» THE EXERCISE:
Copy everything in the listing below word for word, apart from any images.

» THE INPUT:
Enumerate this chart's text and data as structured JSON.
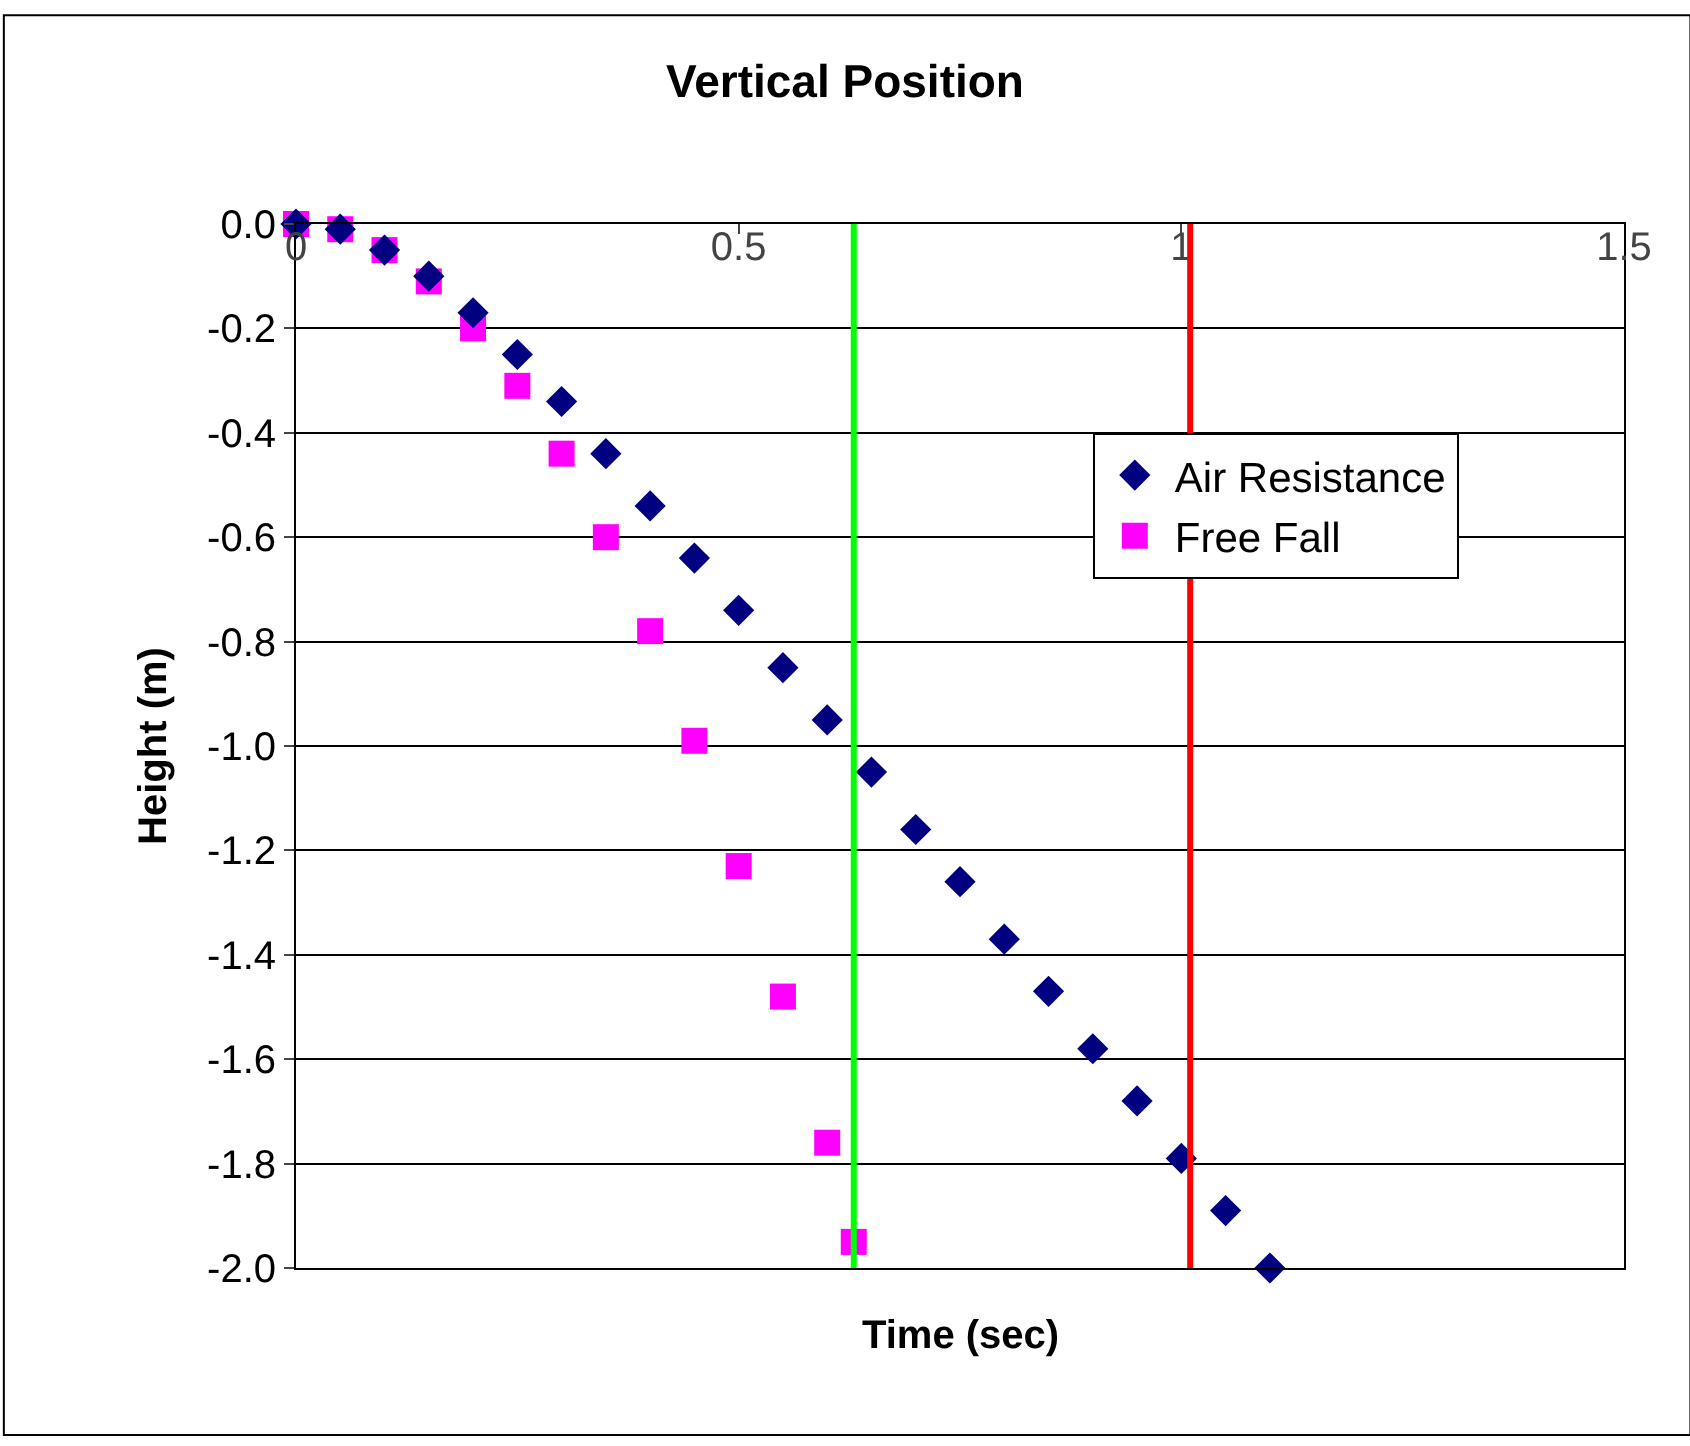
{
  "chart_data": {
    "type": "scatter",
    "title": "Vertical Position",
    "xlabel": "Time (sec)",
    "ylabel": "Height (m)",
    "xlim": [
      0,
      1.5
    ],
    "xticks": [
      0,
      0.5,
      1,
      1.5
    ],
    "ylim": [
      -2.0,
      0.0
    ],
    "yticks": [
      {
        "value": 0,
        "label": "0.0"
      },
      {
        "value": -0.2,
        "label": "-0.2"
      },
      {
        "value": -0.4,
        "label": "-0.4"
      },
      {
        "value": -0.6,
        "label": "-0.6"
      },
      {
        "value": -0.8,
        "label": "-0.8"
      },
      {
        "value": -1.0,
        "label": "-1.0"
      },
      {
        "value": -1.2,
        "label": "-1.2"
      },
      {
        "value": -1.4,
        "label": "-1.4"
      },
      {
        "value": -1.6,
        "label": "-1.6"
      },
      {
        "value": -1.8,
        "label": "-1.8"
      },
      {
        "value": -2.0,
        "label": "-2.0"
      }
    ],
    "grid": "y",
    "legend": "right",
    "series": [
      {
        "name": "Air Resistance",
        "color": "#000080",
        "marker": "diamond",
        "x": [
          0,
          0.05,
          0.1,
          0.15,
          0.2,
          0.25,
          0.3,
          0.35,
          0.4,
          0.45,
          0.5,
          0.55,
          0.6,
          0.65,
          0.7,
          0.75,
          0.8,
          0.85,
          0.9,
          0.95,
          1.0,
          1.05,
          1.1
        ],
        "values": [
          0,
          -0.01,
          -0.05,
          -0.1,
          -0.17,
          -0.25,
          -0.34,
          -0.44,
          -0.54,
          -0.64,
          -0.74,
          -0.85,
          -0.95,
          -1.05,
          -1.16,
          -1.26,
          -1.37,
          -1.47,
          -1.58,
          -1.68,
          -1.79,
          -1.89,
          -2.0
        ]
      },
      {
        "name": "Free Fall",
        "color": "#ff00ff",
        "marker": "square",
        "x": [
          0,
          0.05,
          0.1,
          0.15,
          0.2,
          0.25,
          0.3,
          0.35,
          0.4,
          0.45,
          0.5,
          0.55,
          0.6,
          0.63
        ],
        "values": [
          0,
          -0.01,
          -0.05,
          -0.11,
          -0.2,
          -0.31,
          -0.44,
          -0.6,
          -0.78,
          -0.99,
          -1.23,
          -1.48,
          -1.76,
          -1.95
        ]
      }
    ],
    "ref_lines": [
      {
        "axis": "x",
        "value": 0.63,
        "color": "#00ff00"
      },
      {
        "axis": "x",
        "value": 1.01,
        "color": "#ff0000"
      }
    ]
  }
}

» ANSWER:
Enumerate this chart's text and data as structured JSON.
{
  "chart_data": {
    "type": "scatter",
    "title": "Vertical Position",
    "xlabel": "Time (sec)",
    "ylabel": "Height (m)",
    "xlim": [
      0,
      1.5
    ],
    "xticks": [
      0,
      0.5,
      1,
      1.5
    ],
    "ylim": [
      -2.0,
      0.0
    ],
    "yticks": [
      {
        "value": 0,
        "label": "0.0"
      },
      {
        "value": -0.2,
        "label": "-0.2"
      },
      {
        "value": -0.4,
        "label": "-0.4"
      },
      {
        "value": -0.6,
        "label": "-0.6"
      },
      {
        "value": -0.8,
        "label": "-0.8"
      },
      {
        "value": -1.0,
        "label": "-1.0"
      },
      {
        "value": -1.2,
        "label": "-1.2"
      },
      {
        "value": -1.4,
        "label": "-1.4"
      },
      {
        "value": -1.6,
        "label": "-1.6"
      },
      {
        "value": -1.8,
        "label": "-1.8"
      },
      {
        "value": -2.0,
        "label": "-2.0"
      }
    ],
    "grid": "y",
    "legend": "right",
    "series": [
      {
        "name": "Air Resistance",
        "color": "#000080",
        "marker": "diamond",
        "x": [
          0,
          0.05,
          0.1,
          0.15,
          0.2,
          0.25,
          0.3,
          0.35,
          0.4,
          0.45,
          0.5,
          0.55,
          0.6,
          0.65,
          0.7,
          0.75,
          0.8,
          0.85,
          0.9,
          0.95,
          1.0,
          1.05,
          1.1
        ],
        "values": [
          0,
          -0.01,
          -0.05,
          -0.1,
          -0.17,
          -0.25,
          -0.34,
          -0.44,
          -0.54,
          -0.64,
          -0.74,
          -0.85,
          -0.95,
          -1.05,
          -1.16,
          -1.26,
          -1.37,
          -1.47,
          -1.58,
          -1.68,
          -1.79,
          -1.89,
          -2.0
        ]
      },
      {
        "name": "Free Fall",
        "color": "#ff00ff",
        "marker": "square",
        "x": [
          0,
          0.05,
          0.1,
          0.15,
          0.2,
          0.25,
          0.3,
          0.35,
          0.4,
          0.45,
          0.5,
          0.55,
          0.6,
          0.63
        ],
        "values": [
          0,
          -0.01,
          -0.05,
          -0.11,
          -0.2,
          -0.31,
          -0.44,
          -0.6,
          -0.78,
          -0.99,
          -1.23,
          -1.48,
          -1.76,
          -1.95
        ]
      }
    ],
    "ref_lines": [
      {
        "axis": "x",
        "value": 0.63,
        "color": "#00ff00"
      },
      {
        "axis": "x",
        "value": 1.01,
        "color": "#ff0000"
      }
    ]
  }
}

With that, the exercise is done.